Task to complete:
Among the entries below, find the lines with "продуктов" and copy them.
** Begin Extracted information **
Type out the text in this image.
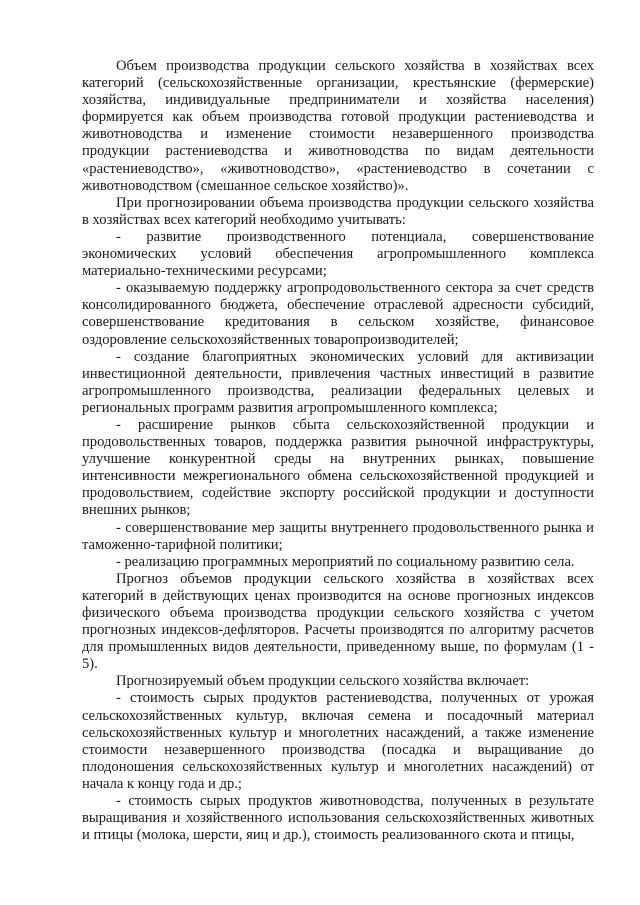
Объем производства продукции сельского хозяйства в хозяйствах всех категорий (сельскохозяйственные организации, крестьянские (фермерские) хозяйства, индивидуальные предприниматели и хозяйства населения) формируется как объем производства готовой продукции растениеводства и животноводства и изменение стоимости незавершенного производства продукции растениеводства и животноводства по видам деятельности «растениеводство», «животноводство», «растениеводство в сочетании с животноводством (смешанное сельское хозяйство)».

При прогнозировании объема производства продукции сельского хозяйства в хозяйствах всех категорий необходимо учитывать:

- развитие производственного потенциала, совершенствование экономических условий обеспечения агропромышленного комплекса материально-техническими ресурсами;

- оказываемую поддержку агропродовольственного сектора за счет средств консолидированного бюджета, обеспечение отраслевой адресности субсидий, совершенствование кредитования в сельском хозяйстве, финансовое оздоровление сельскохозяйственных товаропроизводителей;

- создание благоприятных экономических условий для активизации инвестиционной деятельности, привлечения частных инвестиций в развитие агропромышленного производства, реализации федеральных целевых и региональных программ развития агропромышленного комплекса;

- расширение рынков сбыта сельскохозяйственной продукции и продовольственных товаров, поддержка развития рыночной инфраструктуры, улучшение конкурентной среды на внутренних рынках, повышение интенсивности межрегионального обмена сельскохозяйственной продукцией и продовольствием, содействие экспорту российской продукции и доступности внешних рынков;

- совершенствование мер защиты внутреннего продовольственного рынка и таможенно-тарифной политики;

- реализацию программных мероприятий по социальному развитию села.

Прогноз объемов продукции сельского хозяйства в хозяйствах всех категорий в действующих ценах производится на основе прогнозных индексов физического объема производства продукции сельского хозяйства с учетом прогнозных индексов-дефляторов. Расчеты производятся по алгоритму расчетов для промышленных видов деятельности, приведенному выше, по формулам (1 - 5).

Прогнозируемый объем продукции сельского хозяйства включает:

- стоимость сырых продуктов растениеводства, полученных от урожая сельскохозяйственных культур, включая семена и посадочный материал сельскохозяйственных культур и многолетних насаждений, а также изменение стоимости незавершенного производства (посадка и выращивание до плодоношения сельскохозяйственных культур и многолетних насаждений) от начала к концу года и др.;

- стоимость сырых продуктов животноводства, полученных в результате выращивания и хозяйственного использования сельскохозяйственных животных и птицы (молока, шерсти, яиц и др.), стоимость реализованного скота и птицы,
** End Extracted information **
Exercise result:
- стоимость сырых продуктов растениеводства, полученных от урожая сельскохозяйственных культур, включая семена и посадочный материал сельскохозяйственных культур и многолетних насаждений, а также изменение стоимости незавершенного производства (посадка и выращивание до плодоношения сельскохозяйственных культур и многолетних насаждений) от начала к концу года и др.;
- стоимость сырых продуктов животноводства, полученных в результате выращивания и хозяйственного использования сельскохозяйственных животных и птицы (молока, шерсти, яиц и др.), стоимость реализованного скота и птицы,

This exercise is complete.